◆ Data
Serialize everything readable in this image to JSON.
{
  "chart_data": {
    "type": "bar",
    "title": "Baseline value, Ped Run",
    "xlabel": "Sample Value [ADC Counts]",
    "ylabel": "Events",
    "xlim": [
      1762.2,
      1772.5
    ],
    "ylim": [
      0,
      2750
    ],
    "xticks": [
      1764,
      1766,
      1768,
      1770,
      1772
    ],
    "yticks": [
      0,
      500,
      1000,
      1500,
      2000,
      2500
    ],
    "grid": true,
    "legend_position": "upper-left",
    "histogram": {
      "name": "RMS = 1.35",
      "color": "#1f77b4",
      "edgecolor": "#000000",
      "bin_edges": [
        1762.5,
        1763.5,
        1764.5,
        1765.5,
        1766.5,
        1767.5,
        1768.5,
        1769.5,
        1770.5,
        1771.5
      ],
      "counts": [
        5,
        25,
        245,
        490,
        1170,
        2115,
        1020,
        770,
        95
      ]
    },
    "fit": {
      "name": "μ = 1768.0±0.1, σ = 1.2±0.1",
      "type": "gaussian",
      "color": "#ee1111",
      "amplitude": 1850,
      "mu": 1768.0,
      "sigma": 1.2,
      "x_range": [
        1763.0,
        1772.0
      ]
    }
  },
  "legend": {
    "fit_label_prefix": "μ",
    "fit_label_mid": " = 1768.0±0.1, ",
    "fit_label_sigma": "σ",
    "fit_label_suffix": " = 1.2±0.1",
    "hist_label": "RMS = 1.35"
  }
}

◆ What is required
Write the listing out again, exactly as it reads.

◆ Reply
Serialize everything readable in this image to JSON.
{
  "chart_data": {
    "type": "bar",
    "title": "Baseline value, Ped Run",
    "xlabel": "Sample Value [ADC Counts]",
    "ylabel": "Events",
    "xlim": [
      1762.2,
      1772.5
    ],
    "ylim": [
      0,
      2750
    ],
    "xticks": [
      1764,
      1766,
      1768,
      1770,
      1772
    ],
    "yticks": [
      0,
      500,
      1000,
      1500,
      2000,
      2500
    ],
    "grid": true,
    "legend_position": "upper-left",
    "histogram": {
      "name": "RMS = 1.35",
      "color": "#1f77b4",
      "edgecolor": "#000000",
      "bin_edges": [
        1762.5,
        1763.5,
        1764.5,
        1765.5,
        1766.5,
        1767.5,
        1768.5,
        1769.5,
        1770.5,
        1771.5
      ],
      "counts": [
        5,
        25,
        245,
        490,
        1170,
        2115,
        1020,
        770,
        95
      ]
    },
    "fit": {
      "name": "μ = 1768.0±0.1, σ = 1.2±0.1",
      "type": "gaussian",
      "color": "#ee1111",
      "amplitude": 1850,
      "mu": 1768.0,
      "sigma": 1.2,
      "x_range": [
        1763.0,
        1772.0
      ]
    }
  },
  "legend": {
    "fit_label_prefix": "μ",
    "fit_label_mid": " = 1768.0±0.1, ",
    "fit_label_sigma": "σ",
    "fit_label_suffix": " = 1.2±0.1",
    "hist_label": "RMS = 1.35"
  }
}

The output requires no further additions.